Return each line of the records holding the string "screenshot".

▶ Input material
──────

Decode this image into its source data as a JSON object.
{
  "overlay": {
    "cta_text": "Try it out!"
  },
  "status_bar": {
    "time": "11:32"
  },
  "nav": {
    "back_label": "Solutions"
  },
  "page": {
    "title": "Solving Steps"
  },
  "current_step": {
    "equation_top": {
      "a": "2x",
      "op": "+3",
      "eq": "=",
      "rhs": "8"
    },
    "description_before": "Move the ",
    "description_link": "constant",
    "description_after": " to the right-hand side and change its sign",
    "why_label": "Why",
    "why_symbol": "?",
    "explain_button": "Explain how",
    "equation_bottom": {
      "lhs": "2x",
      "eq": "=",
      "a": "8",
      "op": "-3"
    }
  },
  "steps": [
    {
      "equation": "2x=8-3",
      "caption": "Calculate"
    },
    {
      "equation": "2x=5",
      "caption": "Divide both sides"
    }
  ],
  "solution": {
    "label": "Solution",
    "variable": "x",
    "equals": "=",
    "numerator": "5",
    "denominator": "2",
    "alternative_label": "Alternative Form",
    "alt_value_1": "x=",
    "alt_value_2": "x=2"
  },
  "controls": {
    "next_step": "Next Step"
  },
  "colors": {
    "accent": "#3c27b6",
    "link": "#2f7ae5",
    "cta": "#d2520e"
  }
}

──────

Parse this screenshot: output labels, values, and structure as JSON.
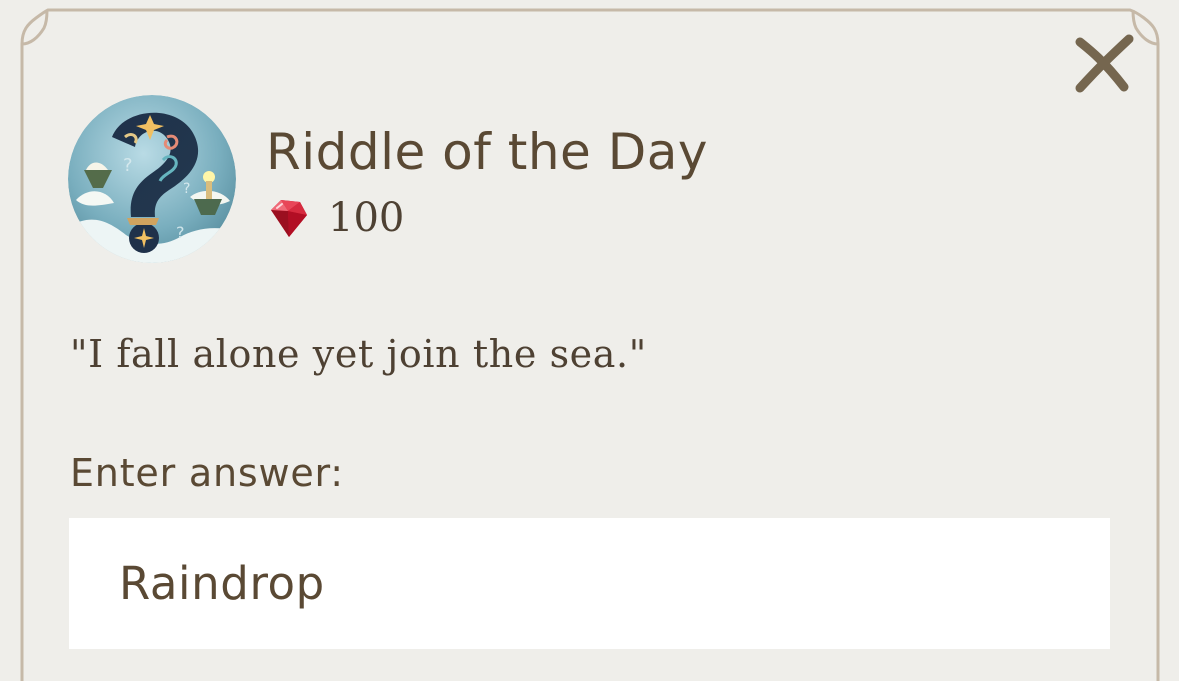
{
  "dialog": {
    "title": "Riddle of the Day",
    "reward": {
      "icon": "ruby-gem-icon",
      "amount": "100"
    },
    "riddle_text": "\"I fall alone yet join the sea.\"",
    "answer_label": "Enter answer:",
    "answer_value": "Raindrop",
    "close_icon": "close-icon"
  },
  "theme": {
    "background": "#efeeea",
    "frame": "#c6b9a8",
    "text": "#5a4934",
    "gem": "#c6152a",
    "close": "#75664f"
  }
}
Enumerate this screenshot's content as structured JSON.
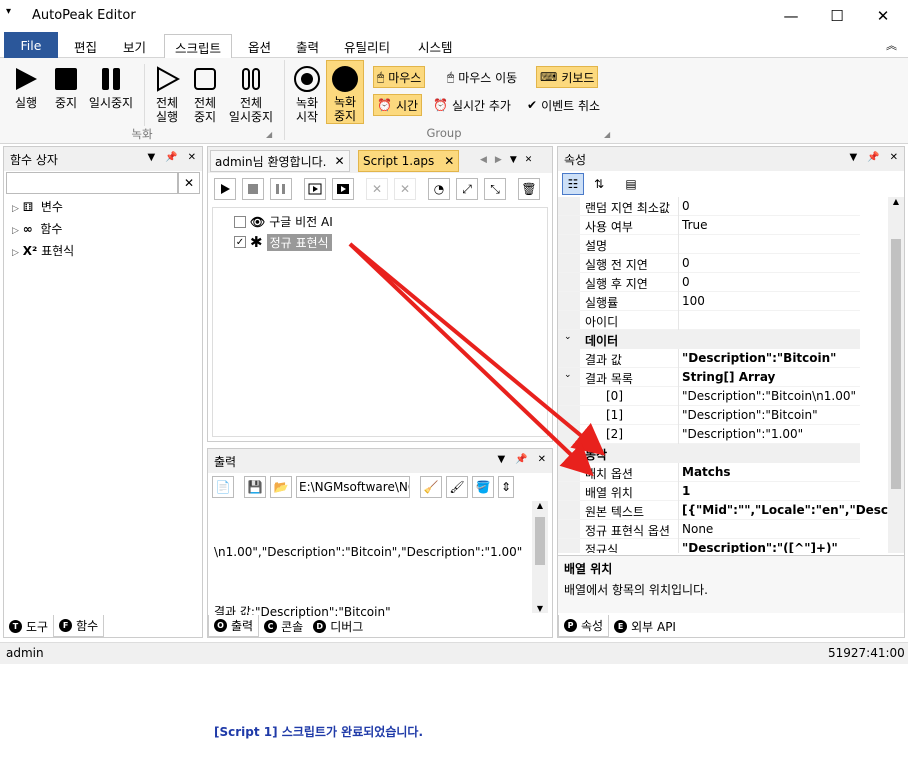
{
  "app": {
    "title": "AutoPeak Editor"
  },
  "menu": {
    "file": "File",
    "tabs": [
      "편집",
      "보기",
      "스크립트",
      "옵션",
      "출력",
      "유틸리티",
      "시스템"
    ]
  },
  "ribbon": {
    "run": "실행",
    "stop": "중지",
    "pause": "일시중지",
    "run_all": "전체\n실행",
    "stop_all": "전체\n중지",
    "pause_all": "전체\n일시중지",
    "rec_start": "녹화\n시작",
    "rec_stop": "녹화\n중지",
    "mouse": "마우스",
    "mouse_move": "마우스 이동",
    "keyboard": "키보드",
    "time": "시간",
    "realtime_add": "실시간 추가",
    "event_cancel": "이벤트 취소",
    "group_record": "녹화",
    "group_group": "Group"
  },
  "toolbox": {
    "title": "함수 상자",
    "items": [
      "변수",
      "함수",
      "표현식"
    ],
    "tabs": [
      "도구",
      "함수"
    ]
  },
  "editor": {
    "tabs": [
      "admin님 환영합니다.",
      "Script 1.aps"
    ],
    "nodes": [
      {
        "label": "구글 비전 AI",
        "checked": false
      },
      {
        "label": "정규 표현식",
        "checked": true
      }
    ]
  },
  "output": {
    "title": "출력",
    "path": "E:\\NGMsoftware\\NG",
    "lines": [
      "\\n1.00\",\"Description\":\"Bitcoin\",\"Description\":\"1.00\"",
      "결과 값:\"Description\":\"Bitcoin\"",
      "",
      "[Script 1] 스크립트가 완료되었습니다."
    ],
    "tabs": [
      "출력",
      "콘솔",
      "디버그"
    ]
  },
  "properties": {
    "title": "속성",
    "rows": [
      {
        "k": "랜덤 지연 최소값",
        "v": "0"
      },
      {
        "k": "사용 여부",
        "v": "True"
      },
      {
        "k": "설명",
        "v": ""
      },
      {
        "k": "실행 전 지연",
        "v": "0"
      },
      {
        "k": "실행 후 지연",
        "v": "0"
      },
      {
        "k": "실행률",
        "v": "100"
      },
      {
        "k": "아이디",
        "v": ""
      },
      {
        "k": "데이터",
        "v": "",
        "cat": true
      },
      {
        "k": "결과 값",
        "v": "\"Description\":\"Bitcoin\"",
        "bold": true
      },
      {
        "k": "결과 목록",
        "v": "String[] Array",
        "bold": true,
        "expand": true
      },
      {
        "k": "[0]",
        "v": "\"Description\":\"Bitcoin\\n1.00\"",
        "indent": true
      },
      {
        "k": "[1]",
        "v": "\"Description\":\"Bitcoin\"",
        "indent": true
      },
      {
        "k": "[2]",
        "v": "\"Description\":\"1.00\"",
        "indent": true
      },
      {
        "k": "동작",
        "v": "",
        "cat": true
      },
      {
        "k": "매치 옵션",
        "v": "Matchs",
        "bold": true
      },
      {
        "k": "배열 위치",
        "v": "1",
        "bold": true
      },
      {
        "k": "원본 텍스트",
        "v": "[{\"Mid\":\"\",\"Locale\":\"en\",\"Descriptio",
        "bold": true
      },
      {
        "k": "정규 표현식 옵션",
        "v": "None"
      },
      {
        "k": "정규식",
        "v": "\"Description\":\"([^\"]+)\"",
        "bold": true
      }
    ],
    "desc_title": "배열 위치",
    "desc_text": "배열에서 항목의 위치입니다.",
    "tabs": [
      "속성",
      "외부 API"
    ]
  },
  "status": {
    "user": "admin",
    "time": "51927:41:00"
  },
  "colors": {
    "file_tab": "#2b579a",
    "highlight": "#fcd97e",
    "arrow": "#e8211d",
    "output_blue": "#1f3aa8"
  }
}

──────

▶ Response below
Parse this screenshot: output labels, values, and structure as JSON.
Enumerate this screenshot's content as structured JSON.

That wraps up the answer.